■ **Written instruction**: Repeat the records below exactly, leaving out every picture.

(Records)
>> Start

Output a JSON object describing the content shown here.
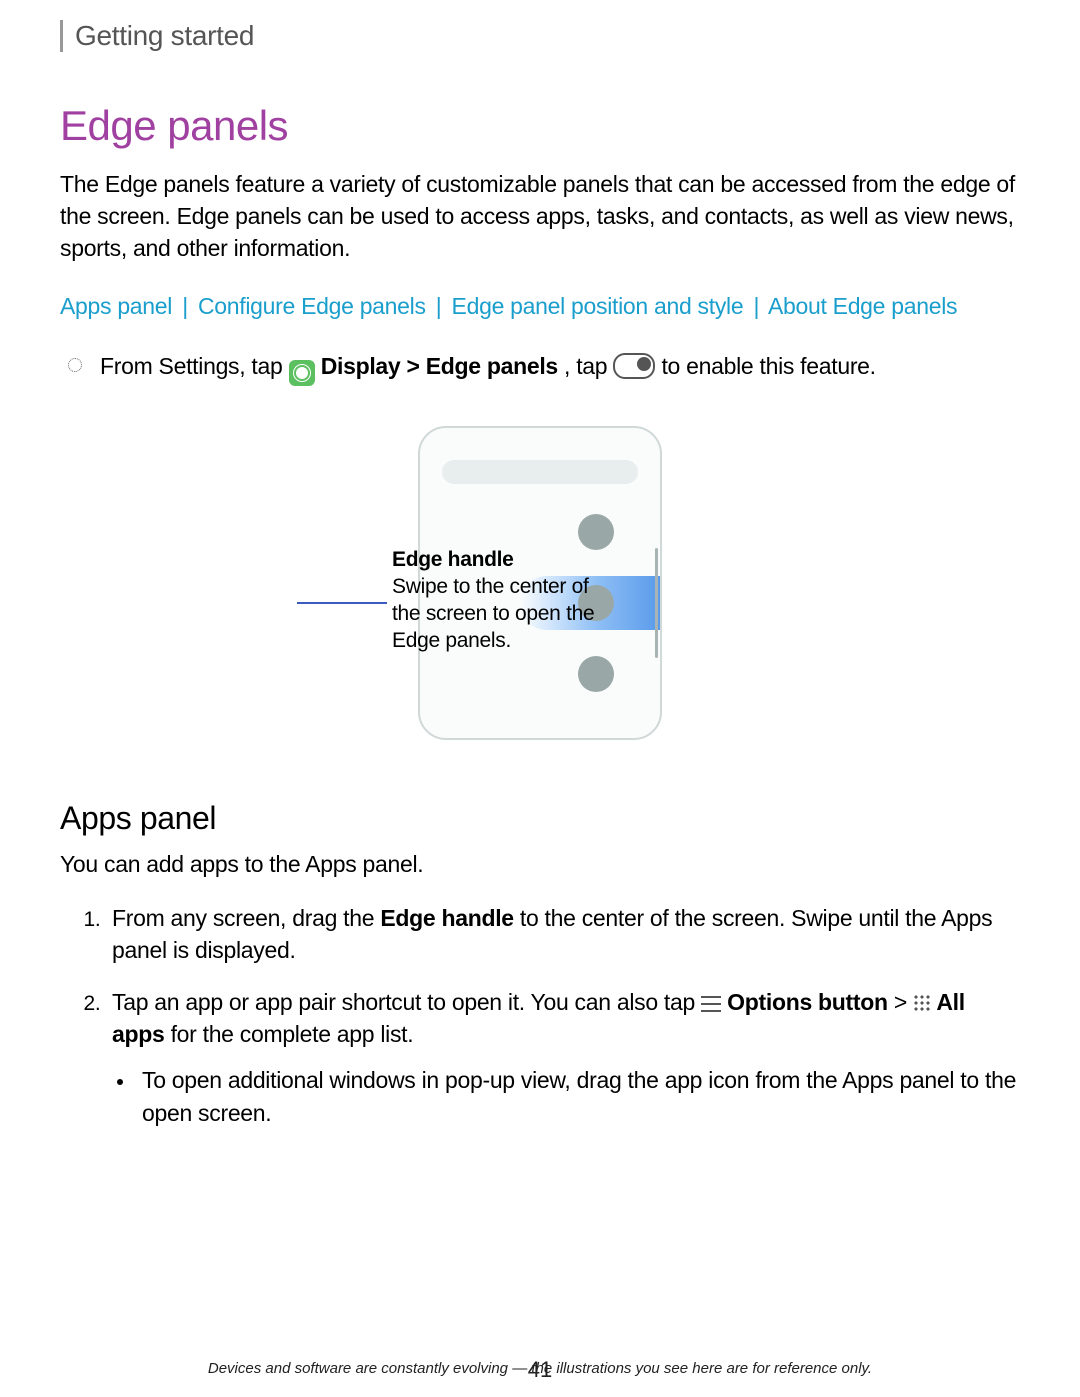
{
  "breadcrumb": "Getting started",
  "title": "Edge panels",
  "intro": "The Edge panels feature a variety of customizable panels that can be accessed from the edge of the screen. Edge panels can be used to access apps, tasks, and contacts, as well as view news, sports, and other information.",
  "links": {
    "a": "Apps panel",
    "b": "Configure Edge panels",
    "c": "Edge panel position and style",
    "d": "About Edge panels",
    "sep": "|"
  },
  "instruction": {
    "pre": "From Settings, tap ",
    "display_edge": " Display > Edge panels",
    "tap": ", tap ",
    "post": " to enable this feature."
  },
  "callout": {
    "title": "Edge handle",
    "body": "Swipe to the center of the screen to open the Edge panels."
  },
  "subtitle": "Apps panel",
  "subintro": "You can add apps to the Apps panel.",
  "step1": {
    "pre": "From any screen, drag the ",
    "bold": "Edge handle",
    "post": " to the center of the screen. Swipe until the Apps panel is displayed."
  },
  "step2": {
    "pre": "Tap an app or app pair shortcut to open it. You can also tap ",
    "options": " Options button",
    "gt": " > ",
    "allapps": " All apps",
    "post": " for the complete app list."
  },
  "step2sub": "To open additional windows in pop-up view, drag the app icon from the Apps panel to the open screen.",
  "footer": "Devices and software are constantly evolving — the illustrations you see here are for reference only.",
  "pagenum": "41"
}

>> End

■ **Solution for this problem**:
Output a JSON object describing the content shown here.
{
  "breadcrumb": "Getting started",
  "title": "Edge panels",
  "intro": "The Edge panels feature a variety of customizable panels that can be accessed from the edge of the screen. Edge panels can be used to access apps, tasks, and contacts, as well as view news, sports, and other information.",
  "links": {
    "a": "Apps panel",
    "b": "Configure Edge panels",
    "c": "Edge panel position and style",
    "d": "About Edge panels",
    "sep": "|"
  },
  "instruction": {
    "pre": "From Settings, tap ",
    "display_edge": " Display > Edge panels",
    "tap": ", tap ",
    "post": " to enable this feature."
  },
  "callout": {
    "title": "Edge handle",
    "body": "Swipe to the center of the screen to open the Edge panels."
  },
  "subtitle": "Apps panel",
  "subintro": "You can add apps to the Apps panel.",
  "step1": {
    "pre": "From any screen, drag the ",
    "bold": "Edge handle",
    "post": " to the center of the screen. Swipe until the Apps panel is displayed."
  },
  "step2": {
    "pre": "Tap an app or app pair shortcut to open it. You can also tap ",
    "options": " Options button",
    "gt": " > ",
    "allapps": " All apps",
    "post": " for the complete app list."
  },
  "step2sub": "To open additional windows in pop-up view, drag the app icon from the Apps panel to the open screen.",
  "footer": "Devices and software are constantly evolving — the illustrations you see here are for reference only.",
  "pagenum": "41"
}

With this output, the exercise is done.